(Excerpts from a layout annotation set)
----------------

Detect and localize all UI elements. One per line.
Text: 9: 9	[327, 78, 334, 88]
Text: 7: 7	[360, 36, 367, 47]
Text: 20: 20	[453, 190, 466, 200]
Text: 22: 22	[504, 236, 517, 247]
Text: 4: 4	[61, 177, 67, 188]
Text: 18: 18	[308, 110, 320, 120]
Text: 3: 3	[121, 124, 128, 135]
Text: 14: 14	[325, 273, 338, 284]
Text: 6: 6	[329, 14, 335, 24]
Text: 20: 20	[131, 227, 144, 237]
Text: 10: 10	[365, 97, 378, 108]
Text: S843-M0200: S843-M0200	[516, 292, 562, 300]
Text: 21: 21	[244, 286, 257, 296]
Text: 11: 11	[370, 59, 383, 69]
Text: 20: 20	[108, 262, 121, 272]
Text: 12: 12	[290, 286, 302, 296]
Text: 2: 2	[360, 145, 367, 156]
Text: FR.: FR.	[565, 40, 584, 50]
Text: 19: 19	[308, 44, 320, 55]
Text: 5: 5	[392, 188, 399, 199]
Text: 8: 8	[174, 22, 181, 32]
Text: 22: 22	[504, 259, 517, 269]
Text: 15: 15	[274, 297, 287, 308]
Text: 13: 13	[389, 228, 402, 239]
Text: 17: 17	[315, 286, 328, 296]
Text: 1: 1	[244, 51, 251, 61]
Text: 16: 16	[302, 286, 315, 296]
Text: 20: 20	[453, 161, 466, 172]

----------------

- What to produce:
Extract every line of the listing above and reproduce each one word for word, keeping the original order.

- Result:
Detect and localize all UI elements. One per line.
Text: 9: 9	[327, 78, 334, 88]
Text: 7: 7	[360, 36, 367, 47]
Text: 20: 20	[453, 190, 466, 200]
Text: 22: 22	[504, 236, 517, 247]
Text: 4: 4	[61, 177, 67, 188]
Text: 18: 18	[308, 110, 320, 120]
Text: 3: 3	[121, 124, 128, 135]
Text: 14: 14	[325, 273, 338, 284]
Text: 6: 6	[329, 14, 335, 24]
Text: 20: 20	[131, 227, 144, 237]
Text: 10: 10	[365, 97, 378, 108]
Text: S843-M0200: S843-M0200	[516, 292, 562, 300]
Text: 21: 21	[244, 286, 257, 296]
Text: 11: 11	[370, 59, 383, 69]
Text: 20: 20	[108, 262, 121, 272]
Text: 12: 12	[290, 286, 302, 296]
Text: 2: 2	[360, 145, 367, 156]
Text: FR.: FR.	[565, 40, 584, 50]
Text: 19: 19	[308, 44, 320, 55]
Text: 5: 5	[392, 188, 399, 199]
Text: 8: 8	[174, 22, 181, 32]
Text: 22: 22	[504, 259, 517, 269]
Text: 15: 15	[274, 297, 287, 308]
Text: 13: 13	[389, 228, 402, 239]
Text: 17: 17	[315, 286, 328, 296]
Text: 1: 1	[244, 51, 251, 61]
Text: 16: 16	[302, 286, 315, 296]
Text: 20: 20	[453, 161, 466, 172]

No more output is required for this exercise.